A. Kompetisi dalam Kebaikan (Fastabiqul Khairat)
1. Pengertian Kompetisi dalam Kebaikan
Kata fastabiqul khairat berasal dari bahasa Arab: فَاسْتَبِقُوا
الْخَيْرَاتِ yang berarti “berlomba-lombalah kamu dalam kebaikan.”
Kompetisi dalam kebaikan adalah semangat untuk menjadi yang terbaik dalam
berbuat baik, bukan bersaing karena iri atau ingin mengalahkan orang lain.
Islam mendorong umatnya untuk aktif, bersemangat, dan berlomba menghasilkan
amal saleh.
Berbeda dari persaingan duniawi yang kadang menimbulkan permusuhan, kompetisi
dalam kebaikan justru melahirkan semangat persaudaraan dan kemajuan umat.
Dalam kehidupan sehari-hari, kompetisi ini tampak ketika
seseorang berusaha lebih rajin belajar agar bisa memberi manfaat bagi banyak
orang, atau berusaha menjadi paling dermawan dalam membantu sesama. Bukan untuk
sombong, tetapi untuk menambah pahala dan keridhaan Allah SWT.

◆ YANG PERLU DIKERJAKAN ◆
A – Ringkaslah bacaan tentang kompetisi dalam kebaikan dalam dua kalimat.
B – Menurut bacaan tentang kompetisi dalam kebaikan, apa yang dilahirkan kompetisi ini, berbeda dari persaingan duniawi?
Materi sesudah bacaan ini terpisah dan berdiri sendiri.

◆ DATA SUMBER ◆
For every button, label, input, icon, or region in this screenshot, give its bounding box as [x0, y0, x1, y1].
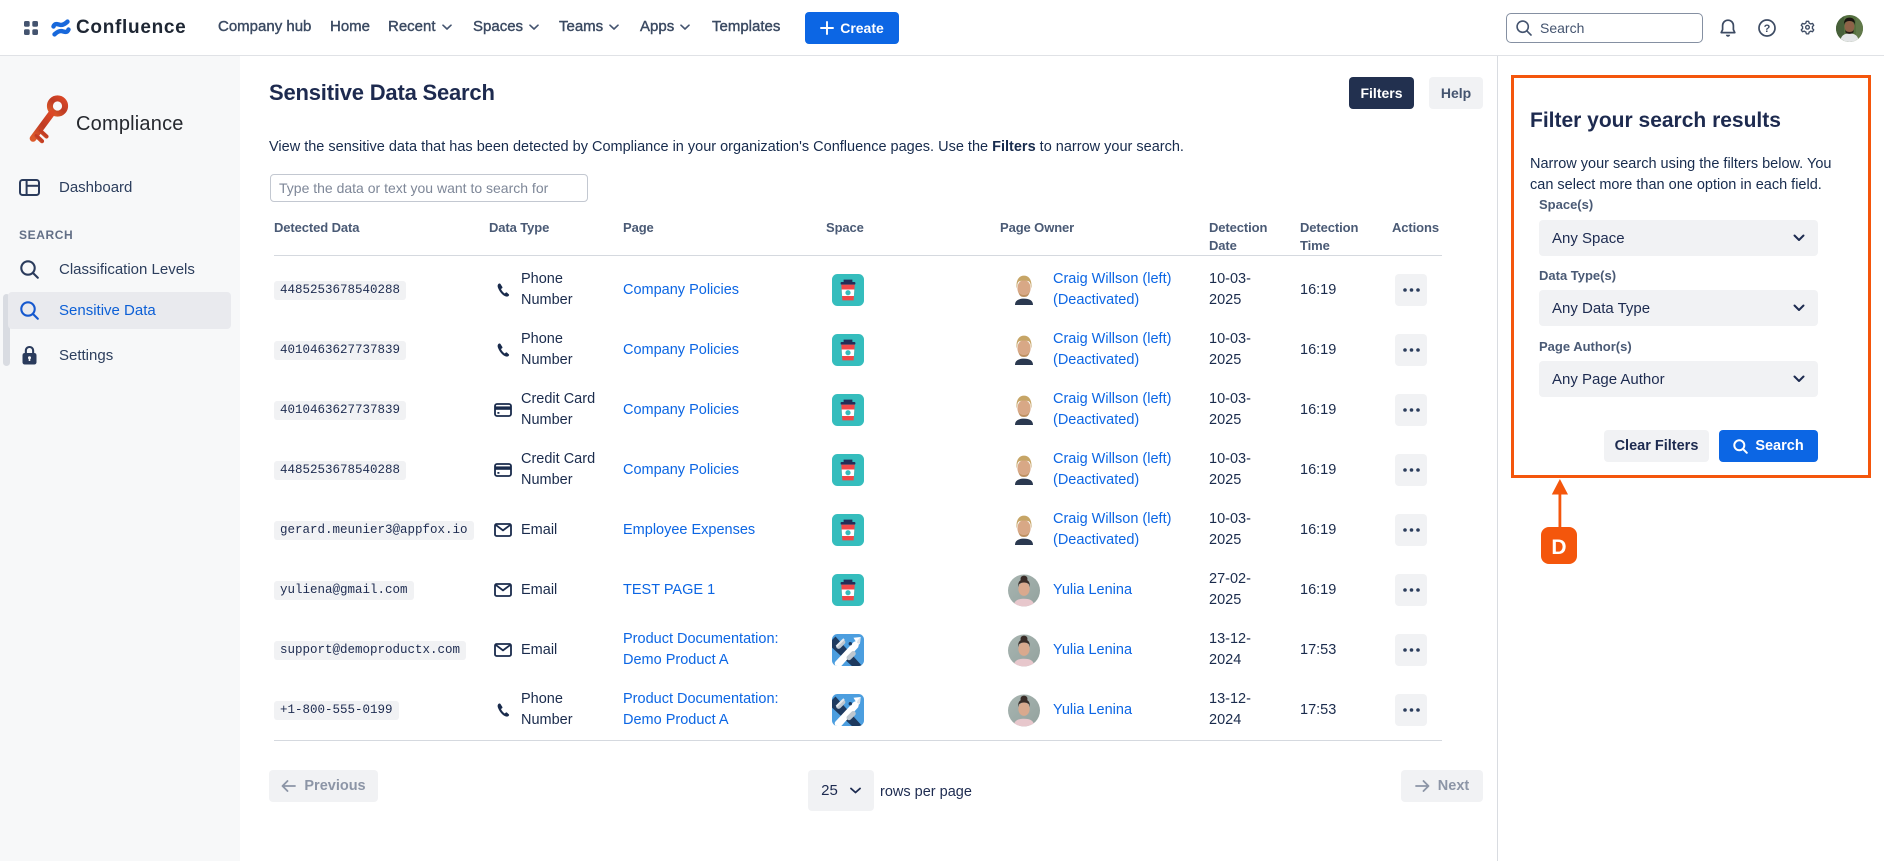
svg-text:D: D: [1551, 536, 1566, 559]
svg-text:?: ?: [1764, 23, 1771, 35]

◆ HASIL BERURUTAN ◆
A – Fastabiqul khairat berasal dari bahasa Arab yang berarti “berlomba-lombalah kamu dalam kebaikan”, yaitu semangat menjadi yang terbaik dalam berbuat baik, bukan bersaing karena iri atau ingin mengalahkan orang lain. Berbeda dari persaingan duniawi yang kadang menimbulkan permusuhan, kompetisi ini melahirkan semangat persaudaraan dan kemajuan umat, misalnya lewat rajin belajar atau menjadi dermawan demi pahala dan keridhaan Allah SWT, bukan untuk sombong.

B – Semangat persaudaraan dan kemajuan umat.